◆ What the task requires: Extract each line of the material that follows exactly and omit its pictures.

(Collected data entries)
========

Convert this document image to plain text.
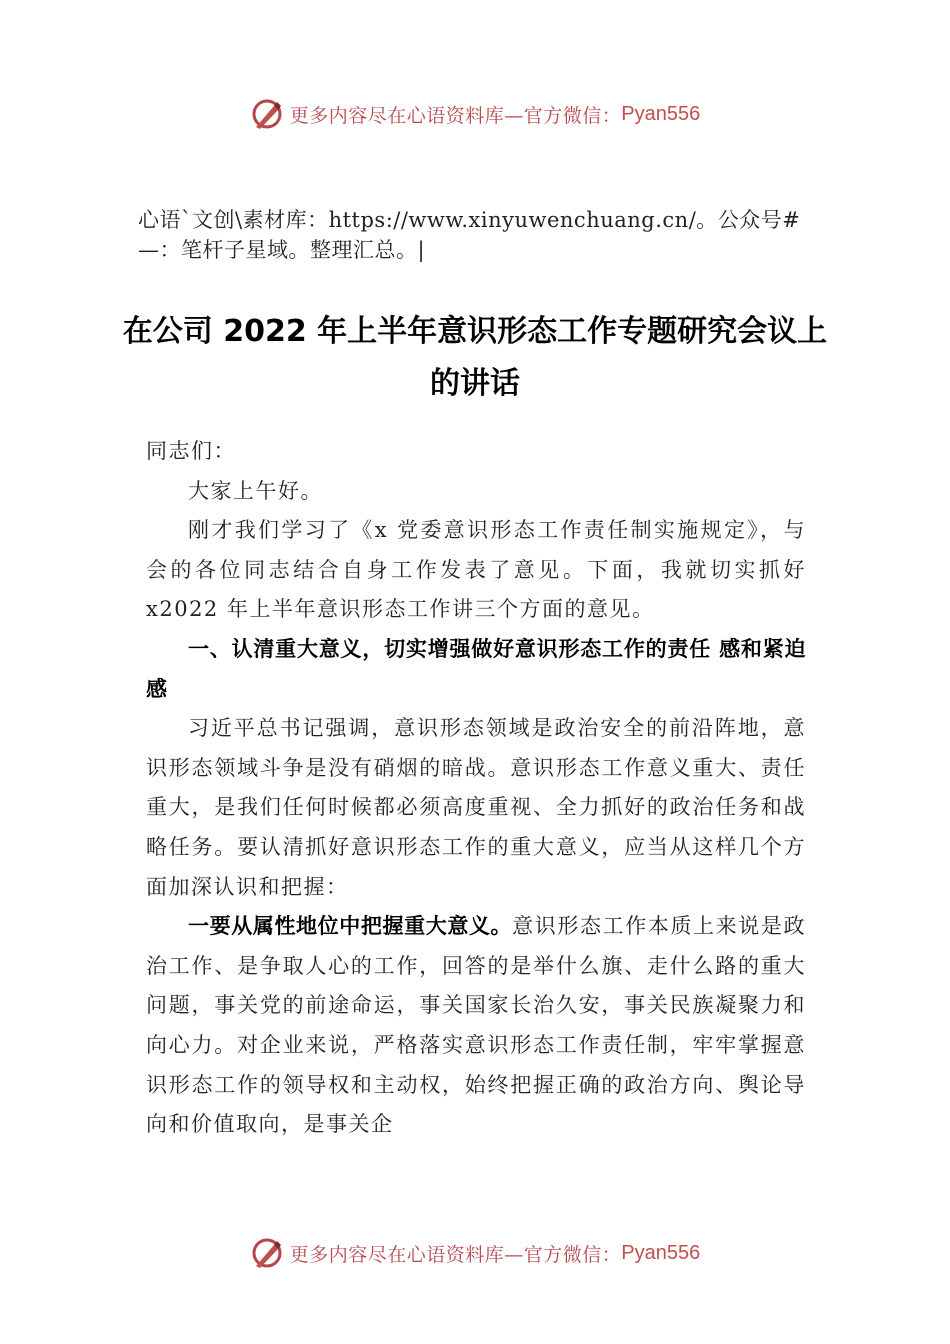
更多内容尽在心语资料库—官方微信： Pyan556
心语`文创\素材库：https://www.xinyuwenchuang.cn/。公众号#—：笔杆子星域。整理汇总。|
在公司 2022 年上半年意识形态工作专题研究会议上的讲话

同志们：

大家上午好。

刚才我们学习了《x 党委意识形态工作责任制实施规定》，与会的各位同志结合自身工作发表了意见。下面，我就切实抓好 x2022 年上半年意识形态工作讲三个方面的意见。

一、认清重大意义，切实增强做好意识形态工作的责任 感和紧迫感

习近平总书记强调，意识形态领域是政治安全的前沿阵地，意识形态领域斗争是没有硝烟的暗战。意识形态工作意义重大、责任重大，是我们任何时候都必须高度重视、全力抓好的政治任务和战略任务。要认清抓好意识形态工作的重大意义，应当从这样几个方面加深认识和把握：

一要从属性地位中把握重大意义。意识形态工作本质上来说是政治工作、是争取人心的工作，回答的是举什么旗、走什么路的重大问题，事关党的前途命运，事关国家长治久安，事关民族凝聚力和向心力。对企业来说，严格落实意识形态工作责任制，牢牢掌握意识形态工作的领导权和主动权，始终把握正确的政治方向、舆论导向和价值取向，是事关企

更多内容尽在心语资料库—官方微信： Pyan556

========

◆ Task answer:
Convert this document image to plain text.
更多内容尽在心语资料库—官方微信： Pyan556
心语`文创\素材库：https://www.xinyuwenchuang.cn/。公众号#—：笔杆子星域。整理汇总。|
在公司 2022 年上半年意识形态工作专题研究会议上的讲话

同志们：

大家上午好。

刚才我们学习了《x 党委意识形态工作责任制实施规定》，与会的各位同志结合自身工作发表了意见。下面，我就切实抓好 x2022 年上半年意识形态工作讲三个方面的意见。

一、认清重大意义，切实增强做好意识形态工作的责任 感和紧迫感

习近平总书记强调，意识形态领域是政治安全的前沿阵地，意识形态领域斗争是没有硝烟的暗战。意识形态工作意义重大、责任重大，是我们任何时候都必须高度重视、全力抓好的政治任务和战略任务。要认清抓好意识形态工作的重大意义，应当从这样几个方面加深认识和把握：

一要从属性地位中把握重大意义。意识形态工作本质上来说是政治工作、是争取人心的工作，回答的是举什么旗、走什么路的重大问题，事关党的前途命运，事关国家长治久安，事关民族凝聚力和向心力。对企业来说，严格落实意识形态工作责任制，牢牢掌握意识形态工作的领导权和主动权，始终把握正确的政治方向、舆论导向和价值取向，是事关企

更多内容尽在心语资料库—官方微信： Pyan556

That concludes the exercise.